[START Provided records]

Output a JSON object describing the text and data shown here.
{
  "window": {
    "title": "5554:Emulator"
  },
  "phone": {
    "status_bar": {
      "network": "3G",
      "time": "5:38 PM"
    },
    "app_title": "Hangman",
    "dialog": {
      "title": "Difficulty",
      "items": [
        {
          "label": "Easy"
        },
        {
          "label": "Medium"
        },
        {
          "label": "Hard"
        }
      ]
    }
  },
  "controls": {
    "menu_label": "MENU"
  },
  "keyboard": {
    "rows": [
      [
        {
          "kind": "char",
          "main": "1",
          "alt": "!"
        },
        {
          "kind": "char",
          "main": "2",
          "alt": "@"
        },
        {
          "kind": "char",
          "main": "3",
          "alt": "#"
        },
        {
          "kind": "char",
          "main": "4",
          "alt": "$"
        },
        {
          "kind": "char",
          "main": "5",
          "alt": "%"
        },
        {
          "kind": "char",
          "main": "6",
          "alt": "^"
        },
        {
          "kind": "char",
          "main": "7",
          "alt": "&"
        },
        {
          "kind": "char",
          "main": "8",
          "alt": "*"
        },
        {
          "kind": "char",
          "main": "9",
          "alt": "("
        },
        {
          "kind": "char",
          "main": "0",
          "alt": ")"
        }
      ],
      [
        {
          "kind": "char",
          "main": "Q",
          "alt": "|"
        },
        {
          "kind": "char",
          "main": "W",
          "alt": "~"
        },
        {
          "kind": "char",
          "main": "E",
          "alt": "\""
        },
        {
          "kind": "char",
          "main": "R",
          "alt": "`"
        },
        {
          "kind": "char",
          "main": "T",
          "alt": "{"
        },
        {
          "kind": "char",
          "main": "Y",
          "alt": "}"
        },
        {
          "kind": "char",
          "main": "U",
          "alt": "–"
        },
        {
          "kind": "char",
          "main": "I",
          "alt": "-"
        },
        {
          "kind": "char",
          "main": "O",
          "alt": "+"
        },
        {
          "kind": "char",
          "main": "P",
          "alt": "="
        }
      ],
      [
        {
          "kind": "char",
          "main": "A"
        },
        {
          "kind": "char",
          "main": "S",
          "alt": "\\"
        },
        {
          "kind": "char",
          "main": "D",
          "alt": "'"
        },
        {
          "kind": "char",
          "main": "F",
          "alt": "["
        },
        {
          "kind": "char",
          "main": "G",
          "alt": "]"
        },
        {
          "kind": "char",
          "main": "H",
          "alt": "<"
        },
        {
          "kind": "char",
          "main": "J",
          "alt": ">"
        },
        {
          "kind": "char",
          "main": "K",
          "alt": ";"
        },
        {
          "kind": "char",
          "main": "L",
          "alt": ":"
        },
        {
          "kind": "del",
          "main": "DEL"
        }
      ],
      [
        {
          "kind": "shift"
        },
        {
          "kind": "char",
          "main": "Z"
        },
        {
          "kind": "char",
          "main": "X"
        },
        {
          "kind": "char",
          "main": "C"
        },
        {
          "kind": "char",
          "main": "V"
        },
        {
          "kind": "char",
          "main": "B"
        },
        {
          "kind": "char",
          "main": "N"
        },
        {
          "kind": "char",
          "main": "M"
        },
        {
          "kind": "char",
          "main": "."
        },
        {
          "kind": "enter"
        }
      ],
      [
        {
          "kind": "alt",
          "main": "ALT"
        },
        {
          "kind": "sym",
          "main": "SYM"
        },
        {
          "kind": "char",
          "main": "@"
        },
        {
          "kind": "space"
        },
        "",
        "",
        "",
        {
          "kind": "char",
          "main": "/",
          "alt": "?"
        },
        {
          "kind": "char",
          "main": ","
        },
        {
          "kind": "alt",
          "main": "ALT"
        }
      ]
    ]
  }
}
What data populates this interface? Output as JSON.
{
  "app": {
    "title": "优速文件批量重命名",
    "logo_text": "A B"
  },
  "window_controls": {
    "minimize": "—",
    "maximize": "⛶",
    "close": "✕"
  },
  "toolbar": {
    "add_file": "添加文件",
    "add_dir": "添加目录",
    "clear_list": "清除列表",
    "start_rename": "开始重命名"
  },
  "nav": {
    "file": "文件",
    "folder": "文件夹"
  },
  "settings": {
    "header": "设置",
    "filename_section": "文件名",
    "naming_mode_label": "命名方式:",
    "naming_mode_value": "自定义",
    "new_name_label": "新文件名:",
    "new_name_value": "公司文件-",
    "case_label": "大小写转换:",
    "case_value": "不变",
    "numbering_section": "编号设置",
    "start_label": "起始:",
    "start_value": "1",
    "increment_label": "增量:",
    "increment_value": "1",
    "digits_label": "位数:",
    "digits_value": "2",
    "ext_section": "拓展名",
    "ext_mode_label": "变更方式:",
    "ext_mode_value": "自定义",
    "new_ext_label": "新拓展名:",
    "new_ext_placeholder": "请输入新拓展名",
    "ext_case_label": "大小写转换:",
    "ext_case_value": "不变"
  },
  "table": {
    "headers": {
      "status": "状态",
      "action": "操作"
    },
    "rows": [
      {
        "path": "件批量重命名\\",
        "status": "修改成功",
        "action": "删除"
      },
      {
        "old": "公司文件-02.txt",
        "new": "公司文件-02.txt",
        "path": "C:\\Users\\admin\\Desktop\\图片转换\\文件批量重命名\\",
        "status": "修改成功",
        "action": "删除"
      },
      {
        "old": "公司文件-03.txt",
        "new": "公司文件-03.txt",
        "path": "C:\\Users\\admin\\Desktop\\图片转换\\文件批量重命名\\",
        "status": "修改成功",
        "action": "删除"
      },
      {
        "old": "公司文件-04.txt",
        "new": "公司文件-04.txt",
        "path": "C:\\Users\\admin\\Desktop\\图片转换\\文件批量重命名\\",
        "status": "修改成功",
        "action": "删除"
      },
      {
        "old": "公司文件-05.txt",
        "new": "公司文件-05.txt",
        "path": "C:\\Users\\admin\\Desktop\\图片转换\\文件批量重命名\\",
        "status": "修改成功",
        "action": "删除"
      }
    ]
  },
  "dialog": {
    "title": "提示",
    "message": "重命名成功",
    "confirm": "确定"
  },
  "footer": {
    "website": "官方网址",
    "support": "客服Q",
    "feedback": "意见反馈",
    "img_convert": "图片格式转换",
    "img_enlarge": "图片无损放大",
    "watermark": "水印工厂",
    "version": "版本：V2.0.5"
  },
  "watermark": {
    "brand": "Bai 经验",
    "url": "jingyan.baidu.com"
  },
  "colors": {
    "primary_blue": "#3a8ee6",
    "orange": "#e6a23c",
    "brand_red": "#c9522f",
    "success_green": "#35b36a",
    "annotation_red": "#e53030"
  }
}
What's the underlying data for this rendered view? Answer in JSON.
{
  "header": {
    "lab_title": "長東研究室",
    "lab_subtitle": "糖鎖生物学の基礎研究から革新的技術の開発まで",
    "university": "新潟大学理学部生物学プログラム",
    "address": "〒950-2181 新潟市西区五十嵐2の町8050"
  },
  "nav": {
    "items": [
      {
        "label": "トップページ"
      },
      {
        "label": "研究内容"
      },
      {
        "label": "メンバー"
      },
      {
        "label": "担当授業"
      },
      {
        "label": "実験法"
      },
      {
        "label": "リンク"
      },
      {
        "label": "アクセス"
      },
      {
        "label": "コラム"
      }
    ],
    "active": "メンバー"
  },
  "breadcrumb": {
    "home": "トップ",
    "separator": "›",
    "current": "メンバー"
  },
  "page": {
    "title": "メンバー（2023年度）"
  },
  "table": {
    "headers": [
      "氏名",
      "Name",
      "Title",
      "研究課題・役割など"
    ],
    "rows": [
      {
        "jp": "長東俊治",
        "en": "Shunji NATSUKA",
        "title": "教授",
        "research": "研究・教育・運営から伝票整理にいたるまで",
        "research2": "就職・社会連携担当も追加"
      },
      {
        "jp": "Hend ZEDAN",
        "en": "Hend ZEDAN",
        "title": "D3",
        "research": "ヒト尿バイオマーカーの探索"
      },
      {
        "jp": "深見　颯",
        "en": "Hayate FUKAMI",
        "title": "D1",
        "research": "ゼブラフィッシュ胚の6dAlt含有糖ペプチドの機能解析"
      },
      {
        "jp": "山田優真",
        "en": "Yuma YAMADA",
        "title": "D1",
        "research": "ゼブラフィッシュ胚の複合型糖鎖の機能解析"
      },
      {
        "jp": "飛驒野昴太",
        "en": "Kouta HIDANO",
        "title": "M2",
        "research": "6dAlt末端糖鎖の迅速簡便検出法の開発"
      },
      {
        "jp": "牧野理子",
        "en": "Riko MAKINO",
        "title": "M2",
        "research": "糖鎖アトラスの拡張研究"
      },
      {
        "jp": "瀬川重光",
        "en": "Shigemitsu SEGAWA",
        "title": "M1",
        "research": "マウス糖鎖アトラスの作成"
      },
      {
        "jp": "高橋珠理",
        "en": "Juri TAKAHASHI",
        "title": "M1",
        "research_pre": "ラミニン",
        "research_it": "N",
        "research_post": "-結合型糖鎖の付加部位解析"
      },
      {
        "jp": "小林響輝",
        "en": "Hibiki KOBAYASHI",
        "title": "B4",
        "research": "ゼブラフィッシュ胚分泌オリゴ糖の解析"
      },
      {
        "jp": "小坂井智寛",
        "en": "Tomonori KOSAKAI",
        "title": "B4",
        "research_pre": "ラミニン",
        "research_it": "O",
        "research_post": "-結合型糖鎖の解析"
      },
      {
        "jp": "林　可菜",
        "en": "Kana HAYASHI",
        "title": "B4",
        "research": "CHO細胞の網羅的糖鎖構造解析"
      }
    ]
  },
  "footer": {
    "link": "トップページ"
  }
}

[END Provided records]

_Exercise prompt_. Extract every line containing the string "this" from the material.

_Result of the task_.
What data populates this interface? Output as JSON.
What's the underlying data for this rendered view? Answer in JSON.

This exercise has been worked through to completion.